===== Rows

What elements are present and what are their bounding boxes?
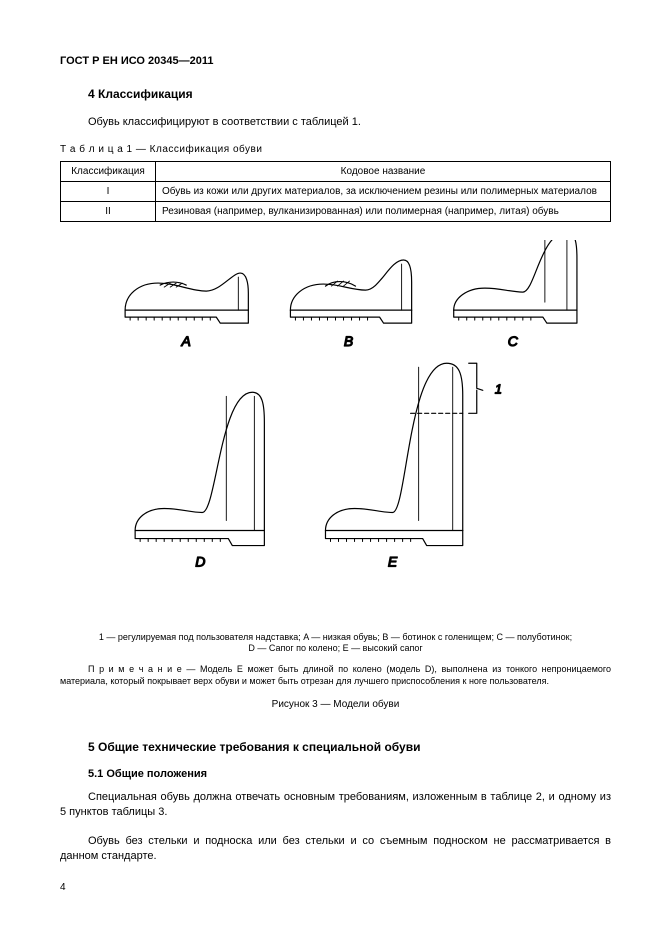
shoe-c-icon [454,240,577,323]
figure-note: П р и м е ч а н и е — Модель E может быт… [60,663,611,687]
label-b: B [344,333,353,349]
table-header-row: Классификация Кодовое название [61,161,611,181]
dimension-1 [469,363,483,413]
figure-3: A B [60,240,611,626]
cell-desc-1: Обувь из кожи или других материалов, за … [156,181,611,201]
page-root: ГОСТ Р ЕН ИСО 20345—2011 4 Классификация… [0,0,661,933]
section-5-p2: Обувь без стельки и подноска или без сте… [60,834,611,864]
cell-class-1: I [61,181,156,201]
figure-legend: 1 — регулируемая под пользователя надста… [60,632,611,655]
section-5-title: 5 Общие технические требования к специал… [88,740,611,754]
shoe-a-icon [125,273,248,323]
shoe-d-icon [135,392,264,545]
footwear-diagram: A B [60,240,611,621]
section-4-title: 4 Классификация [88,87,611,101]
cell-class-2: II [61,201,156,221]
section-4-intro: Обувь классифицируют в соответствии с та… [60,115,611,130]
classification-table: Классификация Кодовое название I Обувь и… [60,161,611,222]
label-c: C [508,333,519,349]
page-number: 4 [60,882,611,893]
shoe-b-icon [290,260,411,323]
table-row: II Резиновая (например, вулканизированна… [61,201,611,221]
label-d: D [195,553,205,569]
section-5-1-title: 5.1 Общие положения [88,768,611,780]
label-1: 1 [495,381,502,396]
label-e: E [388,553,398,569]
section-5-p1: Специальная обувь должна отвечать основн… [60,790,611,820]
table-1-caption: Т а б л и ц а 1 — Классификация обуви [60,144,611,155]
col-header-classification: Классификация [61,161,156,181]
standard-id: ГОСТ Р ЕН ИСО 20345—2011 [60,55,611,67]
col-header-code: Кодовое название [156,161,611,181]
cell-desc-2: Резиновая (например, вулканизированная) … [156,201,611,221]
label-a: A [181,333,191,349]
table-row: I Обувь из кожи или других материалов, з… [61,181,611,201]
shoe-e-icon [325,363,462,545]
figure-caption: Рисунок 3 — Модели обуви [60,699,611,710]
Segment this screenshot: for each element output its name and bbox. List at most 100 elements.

==========

▸ **Short exercise**
Write out word for word the lines of the listing, starting with the line containing "shoe-c-icon [454,240,577,323]" and going on through the line containing "label-c: C [508,333,519,349]", with both of those lines included.

▸ **Complete answer**
shoe-c-icon [454,240,577,323]
figure-note: П р и м е ч а н и е — Модель E может быт… [60,663,611,687]
label-b: B [344,333,353,349]
table-header-row: Классификация Кодовое название [61,161,611,181]
dimension-1 [469,363,483,413]
figure-3: A B [60,240,611,626]
cell-desc-1: Обувь из кожи или других материалов, за … [156,181,611,201]
page-root: ГОСТ Р ЕН ИСО 20345—2011 4 Классификация… [0,0,661,933]
section-5-p2: Обувь без стельки и подноска или без сте… [60,834,611,864]
cell-class-1: I [61,181,156,201]
figure-legend: 1 — регулируемая под пользователя надста… [60,632,611,655]
section-5-title: 5 Общие технические требования к специал… [88,740,611,754]
shoe-a-icon [125,273,248,323]
shoe-d-icon [135,392,264,545]
footwear-diagram: A B [60,240,611,621]
section-4-title: 4 Классификация [88,87,611,101]
cell-class-2: II [61,201,156,221]
section-4-intro: Обувь классифицируют в соответствии с та… [60,115,611,130]
classification-table: Классификация Кодовое название I Обувь и… [60,161,611,222]
label-c: C [508,333,519,349]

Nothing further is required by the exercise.